> _Task to complete_: Write out the data again in full, exactly as it reads.

> _Data provided_:
■ ■ ■ ■

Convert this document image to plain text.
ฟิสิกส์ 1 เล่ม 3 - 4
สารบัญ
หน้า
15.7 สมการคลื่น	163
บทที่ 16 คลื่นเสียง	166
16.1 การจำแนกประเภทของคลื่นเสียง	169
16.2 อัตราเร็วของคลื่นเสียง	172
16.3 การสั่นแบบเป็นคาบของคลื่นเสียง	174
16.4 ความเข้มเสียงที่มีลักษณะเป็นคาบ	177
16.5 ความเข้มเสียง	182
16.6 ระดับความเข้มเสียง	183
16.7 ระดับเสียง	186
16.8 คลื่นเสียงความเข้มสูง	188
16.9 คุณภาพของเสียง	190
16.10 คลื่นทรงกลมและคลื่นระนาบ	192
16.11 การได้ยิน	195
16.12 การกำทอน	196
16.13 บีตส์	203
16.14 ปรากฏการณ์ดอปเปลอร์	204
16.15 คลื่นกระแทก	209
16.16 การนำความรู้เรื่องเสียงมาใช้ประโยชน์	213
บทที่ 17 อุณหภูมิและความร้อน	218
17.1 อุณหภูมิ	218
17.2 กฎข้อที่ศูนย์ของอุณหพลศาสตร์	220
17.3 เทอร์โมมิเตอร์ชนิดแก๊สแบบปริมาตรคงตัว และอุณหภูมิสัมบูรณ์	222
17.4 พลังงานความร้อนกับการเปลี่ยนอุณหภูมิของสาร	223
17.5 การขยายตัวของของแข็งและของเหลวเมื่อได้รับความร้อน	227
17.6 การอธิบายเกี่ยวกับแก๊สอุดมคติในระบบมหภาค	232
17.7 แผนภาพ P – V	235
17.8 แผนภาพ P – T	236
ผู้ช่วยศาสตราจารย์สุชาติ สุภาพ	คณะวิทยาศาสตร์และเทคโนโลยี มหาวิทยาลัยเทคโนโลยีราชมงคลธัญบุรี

■ ■ ■ ■

> _Solved exercise_:
Convert this document image to plain text.
ฟิสิกส์ 1 เล่ม 3 - 4
สารบัญ
หน้า
15.7 สมการคลื่น	163
บทที่ 16 คลื่นเสียง	166
16.1 การจำแนกประเภทของคลื่นเสียง	169
16.2 อัตราเร็วของคลื่นเสียง	172
16.3 การสั่นแบบเป็นคาบของคลื่นเสียง	174
16.4 ความเข้มเสียงที่มีลักษณะเป็นคาบ	177
16.5 ความเข้มเสียง	182
16.6 ระดับความเข้มเสียง	183
16.7 ระดับเสียง	186
16.8 คลื่นเสียงความเข้มสูง	188
16.9 คุณภาพของเสียง	190
16.10 คลื่นทรงกลมและคลื่นระนาบ	192
16.11 การได้ยิน	195
16.12 การกำทอน	196
16.13 บีตส์	203
16.14 ปรากฏการณ์ดอปเปลอร์	204
16.15 คลื่นกระแทก	209
16.16 การนำความรู้เรื่องเสียงมาใช้ประโยชน์	213
บทที่ 17 อุณหภูมิและความร้อน	218
17.1 อุณหภูมิ	218
17.2 กฎข้อที่ศูนย์ของอุณหพลศาสตร์	220
17.3 เทอร์โมมิเตอร์ชนิดแก๊สแบบปริมาตรคงตัว และอุณหภูมิสัมบูรณ์	222
17.4 พลังงานความร้อนกับการเปลี่ยนอุณหภูมิของสาร	223
17.5 การขยายตัวของของแข็งและของเหลวเมื่อได้รับความร้อน	227
17.6 การอธิบายเกี่ยวกับแก๊สอุดมคติในระบบมหภาค	232
17.7 แผนภาพ P – V	235
17.8 แผนภาพ P – T	236
ผู้ช่วยศาสตราจารย์สุชาติ สุภาพ	คณะวิทยาศาสตร์และเทคโนโลยี มหาวิทยาลัยเทคโนโลยีราชมงคลธัญบุรี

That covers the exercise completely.